| What to produce |
Could you write out every entry exactly as it stands?

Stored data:
--- begin ---
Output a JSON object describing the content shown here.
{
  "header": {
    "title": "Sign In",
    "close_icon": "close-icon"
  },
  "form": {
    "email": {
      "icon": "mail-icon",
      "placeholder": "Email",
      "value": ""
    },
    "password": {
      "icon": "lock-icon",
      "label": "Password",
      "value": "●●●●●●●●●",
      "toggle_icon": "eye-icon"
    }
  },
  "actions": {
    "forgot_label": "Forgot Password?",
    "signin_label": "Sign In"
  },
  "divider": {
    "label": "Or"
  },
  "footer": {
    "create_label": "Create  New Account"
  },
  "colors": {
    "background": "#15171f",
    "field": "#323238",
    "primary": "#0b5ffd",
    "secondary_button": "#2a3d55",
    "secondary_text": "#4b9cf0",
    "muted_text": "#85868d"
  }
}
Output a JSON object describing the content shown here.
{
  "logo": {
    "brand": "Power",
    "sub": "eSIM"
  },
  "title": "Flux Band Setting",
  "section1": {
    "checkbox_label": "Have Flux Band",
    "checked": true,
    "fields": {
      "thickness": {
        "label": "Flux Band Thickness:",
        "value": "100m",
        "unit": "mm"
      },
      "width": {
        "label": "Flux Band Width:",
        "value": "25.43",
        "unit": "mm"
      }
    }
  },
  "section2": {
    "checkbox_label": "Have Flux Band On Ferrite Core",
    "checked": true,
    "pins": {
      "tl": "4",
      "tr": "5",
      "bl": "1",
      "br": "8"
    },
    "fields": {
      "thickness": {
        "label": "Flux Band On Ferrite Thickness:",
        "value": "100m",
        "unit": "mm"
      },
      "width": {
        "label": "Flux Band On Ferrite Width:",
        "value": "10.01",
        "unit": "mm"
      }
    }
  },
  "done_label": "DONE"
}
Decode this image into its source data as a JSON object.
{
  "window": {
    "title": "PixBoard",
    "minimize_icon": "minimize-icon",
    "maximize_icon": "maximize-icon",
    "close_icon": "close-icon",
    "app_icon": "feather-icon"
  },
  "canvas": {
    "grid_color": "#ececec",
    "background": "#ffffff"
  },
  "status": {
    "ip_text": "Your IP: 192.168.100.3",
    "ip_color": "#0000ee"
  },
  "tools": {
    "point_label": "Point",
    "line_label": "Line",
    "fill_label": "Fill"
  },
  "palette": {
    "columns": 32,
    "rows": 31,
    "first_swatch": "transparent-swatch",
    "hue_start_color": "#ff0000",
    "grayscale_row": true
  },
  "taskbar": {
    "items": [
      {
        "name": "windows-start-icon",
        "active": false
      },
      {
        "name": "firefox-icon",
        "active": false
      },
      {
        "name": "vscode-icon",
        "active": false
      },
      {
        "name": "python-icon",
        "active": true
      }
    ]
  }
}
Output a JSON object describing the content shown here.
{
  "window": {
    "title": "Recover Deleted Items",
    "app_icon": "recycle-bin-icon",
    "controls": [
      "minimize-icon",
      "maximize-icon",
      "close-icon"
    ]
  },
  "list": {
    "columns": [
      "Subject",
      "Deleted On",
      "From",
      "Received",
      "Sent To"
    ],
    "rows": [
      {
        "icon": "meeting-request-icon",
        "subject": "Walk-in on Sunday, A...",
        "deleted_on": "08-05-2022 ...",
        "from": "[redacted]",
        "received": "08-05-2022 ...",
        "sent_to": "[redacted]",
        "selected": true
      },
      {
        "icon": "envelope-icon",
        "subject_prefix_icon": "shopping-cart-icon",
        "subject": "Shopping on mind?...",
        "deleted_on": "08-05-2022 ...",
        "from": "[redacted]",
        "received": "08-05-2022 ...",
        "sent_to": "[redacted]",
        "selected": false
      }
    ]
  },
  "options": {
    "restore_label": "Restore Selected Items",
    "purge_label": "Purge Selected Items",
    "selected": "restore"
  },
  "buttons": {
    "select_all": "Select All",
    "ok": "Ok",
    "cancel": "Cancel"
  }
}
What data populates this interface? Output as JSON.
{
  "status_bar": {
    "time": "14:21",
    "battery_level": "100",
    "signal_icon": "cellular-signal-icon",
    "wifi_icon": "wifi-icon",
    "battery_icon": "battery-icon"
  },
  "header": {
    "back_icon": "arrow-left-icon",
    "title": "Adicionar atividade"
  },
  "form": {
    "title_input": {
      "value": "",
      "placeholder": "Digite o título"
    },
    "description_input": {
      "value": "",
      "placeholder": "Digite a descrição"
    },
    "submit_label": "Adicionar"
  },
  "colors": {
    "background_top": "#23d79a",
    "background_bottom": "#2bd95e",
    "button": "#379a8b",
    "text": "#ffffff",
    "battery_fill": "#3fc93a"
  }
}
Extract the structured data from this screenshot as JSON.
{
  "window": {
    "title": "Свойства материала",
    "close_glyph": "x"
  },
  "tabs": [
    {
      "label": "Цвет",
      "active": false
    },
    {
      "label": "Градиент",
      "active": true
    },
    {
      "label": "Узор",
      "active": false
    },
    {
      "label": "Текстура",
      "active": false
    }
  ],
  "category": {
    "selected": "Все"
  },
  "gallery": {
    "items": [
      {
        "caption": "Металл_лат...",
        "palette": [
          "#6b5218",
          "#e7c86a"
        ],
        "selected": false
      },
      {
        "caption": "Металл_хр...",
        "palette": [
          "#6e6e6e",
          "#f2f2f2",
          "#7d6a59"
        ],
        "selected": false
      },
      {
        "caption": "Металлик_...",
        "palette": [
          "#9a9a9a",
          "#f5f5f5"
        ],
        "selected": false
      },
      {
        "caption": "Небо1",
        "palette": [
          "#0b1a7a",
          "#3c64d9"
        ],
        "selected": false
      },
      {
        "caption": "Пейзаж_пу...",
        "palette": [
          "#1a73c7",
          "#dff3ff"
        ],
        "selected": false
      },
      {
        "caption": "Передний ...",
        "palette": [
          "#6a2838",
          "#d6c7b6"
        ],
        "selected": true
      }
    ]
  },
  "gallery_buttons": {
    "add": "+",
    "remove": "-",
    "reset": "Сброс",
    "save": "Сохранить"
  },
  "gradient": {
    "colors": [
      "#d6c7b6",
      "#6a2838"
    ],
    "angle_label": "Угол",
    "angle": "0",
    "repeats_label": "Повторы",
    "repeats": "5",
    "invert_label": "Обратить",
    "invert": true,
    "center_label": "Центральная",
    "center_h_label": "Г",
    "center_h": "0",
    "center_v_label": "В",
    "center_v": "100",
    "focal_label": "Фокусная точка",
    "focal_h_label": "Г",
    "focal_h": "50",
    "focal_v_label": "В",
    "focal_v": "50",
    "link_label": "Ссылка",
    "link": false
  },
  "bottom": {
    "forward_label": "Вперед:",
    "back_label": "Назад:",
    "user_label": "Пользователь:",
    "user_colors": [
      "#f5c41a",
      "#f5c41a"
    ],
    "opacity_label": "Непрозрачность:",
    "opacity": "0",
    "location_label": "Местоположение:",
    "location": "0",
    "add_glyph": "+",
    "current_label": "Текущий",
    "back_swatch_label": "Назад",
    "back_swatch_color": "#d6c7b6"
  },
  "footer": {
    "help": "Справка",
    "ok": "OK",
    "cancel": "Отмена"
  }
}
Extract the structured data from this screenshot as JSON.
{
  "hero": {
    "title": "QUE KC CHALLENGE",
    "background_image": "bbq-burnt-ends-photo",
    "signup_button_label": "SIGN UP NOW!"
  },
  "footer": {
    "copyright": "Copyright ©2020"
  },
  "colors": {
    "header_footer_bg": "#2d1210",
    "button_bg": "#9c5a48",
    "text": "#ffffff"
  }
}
--- end ---
| Result for this task |
Output a JSON object describing the content shown here.
{
  "header": {
    "title": "Sign In",
    "close_icon": "close-icon"
  },
  "form": {
    "email": {
      "icon": "mail-icon",
      "placeholder": "Email",
      "value": ""
    },
    "password": {
      "icon": "lock-icon",
      "label": "Password",
      "value": "●●●●●●●●●",
      "toggle_icon": "eye-icon"
    }
  },
  "actions": {
    "forgot_label": "Forgot Password?",
    "signin_label": "Sign In"
  },
  "divider": {
    "label": "Or"
  },
  "footer": {
    "create_label": "Create  New Account"
  },
  "colors": {
    "background": "#15171f",
    "field": "#323238",
    "primary": "#0b5ffd",
    "secondary_button": "#2a3d55",
    "secondary_text": "#4b9cf0",
    "muted_text": "#85868d"
  }
}
Output a JSON object describing the content shown here.
{
  "logo": {
    "brand": "Power",
    "sub": "eSIM"
  },
  "title": "Flux Band Setting",
  "section1": {
    "checkbox_label": "Have Flux Band",
    "checked": true,
    "fields": {
      "thickness": {
        "label": "Flux Band Thickness:",
        "value": "100m",
        "unit": "mm"
      },
      "width": {
        "label": "Flux Band Width:",
        "value": "25.43",
        "unit": "mm"
      }
    }
  },
  "section2": {
    "checkbox_label": "Have Flux Band On Ferrite Core",
    "checked": true,
    "pins": {
      "tl": "4",
      "tr": "5",
      "bl": "1",
      "br": "8"
    },
    "fields": {
      "thickness": {
        "label": "Flux Band On Ferrite Thickness:",
        "value": "100m",
        "unit": "mm"
      },
      "width": {
        "label": "Flux Band On Ferrite Width:",
        "value": "10.01",
        "unit": "mm"
      }
    }
  },
  "done_label": "DONE"
}
Decode this image into its source data as a JSON object.
{
  "window": {
    "title": "PixBoard",
    "minimize_icon": "minimize-icon",
    "maximize_icon": "maximize-icon",
    "close_icon": "close-icon",
    "app_icon": "feather-icon"
  },
  "canvas": {
    "grid_color": "#ececec",
    "background": "#ffffff"
  },
  "status": {
    "ip_text": "Your IP: 192.168.100.3",
    "ip_color": "#0000ee"
  },
  "tools": {
    "point_label": "Point",
    "line_label": "Line",
    "fill_label": "Fill"
  },
  "palette": {
    "columns": 32,
    "rows": 31,
    "first_swatch": "transparent-swatch",
    "hue_start_color": "#ff0000",
    "grayscale_row": true
  },
  "taskbar": {
    "items": [
      {
        "name": "windows-start-icon",
        "active": false
      },
      {
        "name": "firefox-icon",
        "active": false
      },
      {
        "name": "vscode-icon",
        "active": false
      },
      {
        "name": "python-icon",
        "active": true
      }
    ]
  }
}
Output a JSON object describing the content shown here.
{
  "window": {
    "title": "Recover Deleted Items",
    "app_icon": "recycle-bin-icon",
    "controls": [
      "minimize-icon",
      "maximize-icon",
      "close-icon"
    ]
  },
  "list": {
    "columns": [
      "Subject",
      "Deleted On",
      "From",
      "Received",
      "Sent To"
    ],
    "rows": [
      {
        "icon": "meeting-request-icon",
        "subject": "Walk-in on Sunday, A...",
        "deleted_on": "08-05-2022 ...",
        "from": "[redacted]",
        "received": "08-05-2022 ...",
        "sent_to": "[redacted]",
        "selected": true
      },
      {
        "icon": "envelope-icon",
        "subject_prefix_icon": "shopping-cart-icon",
        "subject": "Shopping on mind?...",
        "deleted_on": "08-05-2022 ...",
        "from": "[redacted]",
        "received": "08-05-2022 ...",
        "sent_to": "[redacted]",
        "selected": false
      }
    ]
  },
  "options": {
    "restore_label": "Restore Selected Items",
    "purge_label": "Purge Selected Items",
    "selected": "restore"
  },
  "buttons": {
    "select_all": "Select All",
    "ok": "Ok",
    "cancel": "Cancel"
  }
}
What data populates this interface? Output as JSON.
{
  "status_bar": {
    "time": "14:21",
    "battery_level": "100",
    "signal_icon": "cellular-signal-icon",
    "wifi_icon": "wifi-icon",
    "battery_icon": "battery-icon"
  },
  "header": {
    "back_icon": "arrow-left-icon",
    "title": "Adicionar atividade"
  },
  "form": {
    "title_input": {
      "value": "",
      "placeholder": "Digite o título"
    },
    "description_input": {
      "value": "",
      "placeholder": "Digite a descrição"
    },
    "submit_label": "Adicionar"
  },
  "colors": {
    "background_top": "#23d79a",
    "background_bottom": "#2bd95e",
    "button": "#379a8b",
    "text": "#ffffff",
    "battery_fill": "#3fc93a"
  }
}
Extract the structured data from this screenshot as JSON.
{
  "window": {
    "title": "Свойства материала",
    "close_glyph": "x"
  },
  "tabs": [
    {
      "label": "Цвет",
      "active": false
    },
    {
      "label": "Градиент",
      "active": true
    },
    {
      "label": "Узор",
      "active": false
    },
    {
      "label": "Текстура",
      "active": false
    }
  ],
  "category": {
    "selected": "Все"
  },
  "gallery": {
    "items": [
      {
        "caption": "Металл_лат...",
        "palette": [
          "#6b5218",
          "#e7c86a"
        ],
        "selected": false
      },
      {
        "caption": "Металл_хр...",
        "palette": [
          "#6e6e6e",
          "#f2f2f2",
          "#7d6a59"
        ],
        "selected": false
      },
      {
        "caption": "Металлик_...",
        "palette": [
          "#9a9a9a",
          "#f5f5f5"
        ],
        "selected": false
      },
      {
        "caption": "Небо1",
        "palette": [
          "#0b1a7a",
          "#3c64d9"
        ],
        "selected": false
      },
      {
        "caption": "Пейзаж_пу...",
        "palette": [
          "#1a73c7",
          "#dff3ff"
        ],
        "selected": false
      },
      {
        "caption": "Передний ...",
        "palette": [
          "#6a2838",
          "#d6c7b6"
        ],
        "selected": true
      }
    ]
  },
  "gallery_buttons": {
    "add": "+",
    "remove": "-",
    "reset": "Сброс",
    "save": "Сохранить"
  },
  "gradient": {
    "colors": [
      "#d6c7b6",
      "#6a2838"
    ],
    "angle_label": "Угол",
    "angle": "0",
    "repeats_label": "Повторы",
    "repeats": "5",
    "invert_label": "Обратить",
    "invert": true,
    "center_label": "Центральная",
    "center_h_label": "Г",
    "center_h": "0",
    "center_v_label": "В",
    "center_v": "100",
    "focal_label": "Фокусная точка",
    "focal_h_label": "Г",
    "focal_h": "50",
    "focal_v_label": "В",
    "focal_v": "50",
    "link_label": "Ссылка",
    "link": false
  },
  "bottom": {
    "forward_label": "Вперед:",
    "back_label": "Назад:",
    "user_label": "Пользователь:",
    "user_colors": [
      "#f5c41a",
      "#f5c41a"
    ],
    "opacity_label": "Непрозрачность:",
    "opacity": "0",
    "location_label": "Местоположение:",
    "location": "0",
    "add_glyph": "+",
    "current_label": "Текущий",
    "back_swatch_label": "Назад",
    "back_swatch_color": "#d6c7b6"
  },
  "footer": {
    "help": "Справка",
    "ok": "OK",
    "cancel": "Отмена"
  }
}
Extract the structured data from this screenshot as JSON.
{
  "hero": {
    "title": "QUE KC CHALLENGE",
    "background_image": "bbq-burnt-ends-photo",
    "signup_button_label": "SIGN UP NOW!"
  },
  "footer": {
    "copyright": "Copyright ©2020"
  },
  "colors": {
    "header_footer_bg": "#2d1210",
    "button_bg": "#9c5a48",
    "text": "#ffffff"
  }
}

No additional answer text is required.